Write out the listing below again, precisely as it is given.
##### Source records
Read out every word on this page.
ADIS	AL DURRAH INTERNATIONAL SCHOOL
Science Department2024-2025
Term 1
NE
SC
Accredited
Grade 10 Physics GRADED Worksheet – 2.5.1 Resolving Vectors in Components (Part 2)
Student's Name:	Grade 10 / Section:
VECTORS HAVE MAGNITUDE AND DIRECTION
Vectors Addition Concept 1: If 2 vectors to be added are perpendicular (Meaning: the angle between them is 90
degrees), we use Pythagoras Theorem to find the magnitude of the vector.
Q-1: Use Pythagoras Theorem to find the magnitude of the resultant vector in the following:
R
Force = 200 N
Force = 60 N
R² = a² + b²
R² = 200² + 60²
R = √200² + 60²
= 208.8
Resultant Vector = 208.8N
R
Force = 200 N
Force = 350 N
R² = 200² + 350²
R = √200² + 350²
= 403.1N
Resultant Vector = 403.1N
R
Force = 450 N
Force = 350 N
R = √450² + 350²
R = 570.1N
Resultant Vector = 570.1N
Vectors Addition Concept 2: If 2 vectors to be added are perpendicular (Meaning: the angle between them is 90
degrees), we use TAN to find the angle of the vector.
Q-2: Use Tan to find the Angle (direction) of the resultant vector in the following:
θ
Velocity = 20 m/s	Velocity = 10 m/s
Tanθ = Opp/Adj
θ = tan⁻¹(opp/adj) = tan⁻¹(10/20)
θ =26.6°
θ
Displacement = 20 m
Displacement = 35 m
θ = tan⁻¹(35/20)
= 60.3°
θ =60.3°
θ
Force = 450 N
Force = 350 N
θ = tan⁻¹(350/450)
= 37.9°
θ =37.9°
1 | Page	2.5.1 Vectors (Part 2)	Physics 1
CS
##########
- **Answer to the exercise**:
Read out every word on this page.
ADIS	AL DURRAH INTERNATIONAL SCHOOL
Science Department2024-2025
Term 1
NE
SC
Accredited
Grade 10 Physics GRADED Worksheet – 2.5.1 Resolving Vectors in Components (Part 2)
Student's Name:	Grade 10 / Section:
VECTORS HAVE MAGNITUDE AND DIRECTION
Vectors Addition Concept 1: If 2 vectors to be added are perpendicular (Meaning: the angle between them is 90
degrees), we use Pythagoras Theorem to find the magnitude of the vector.
Q-1: Use Pythagoras Theorem to find the magnitude of the resultant vector in the following:
R
Force = 200 N
Force = 60 N
R² = a² + b²
R² = 200² + 60²
R = √200² + 60²
= 208.8
Resultant Vector = 208.8N
R
Force = 200 N
Force = 350 N
R² = 200² + 350²
R = √200² + 350²
= 403.1N
Resultant Vector = 403.1N
R
Force = 450 N
Force = 350 N
R = √450² + 350²
R = 570.1N
Resultant Vector = 570.1N
Vectors Addition Concept 2: If 2 vectors to be added are perpendicular (Meaning: the angle between them is 90
degrees), we use TAN to find the angle of the vector.
Q-2: Use Tan to find the Angle (direction) of the resultant vector in the following:
θ
Velocity = 20 m/s	Velocity = 10 m/s
Tanθ = Opp/Adj
θ = tan⁻¹(opp/adj) = tan⁻¹(10/20)
θ =26.6°
θ
Displacement = 20 m
Displacement = 35 m
θ = tan⁻¹(35/20)
= 60.3°
θ =60.3°
θ
Force = 450 N
Force = 350 N
θ = tan⁻¹(350/450)
= 37.9°
θ =37.9°
1 | Page	2.5.1 Vectors (Part 2)	Physics 1
CS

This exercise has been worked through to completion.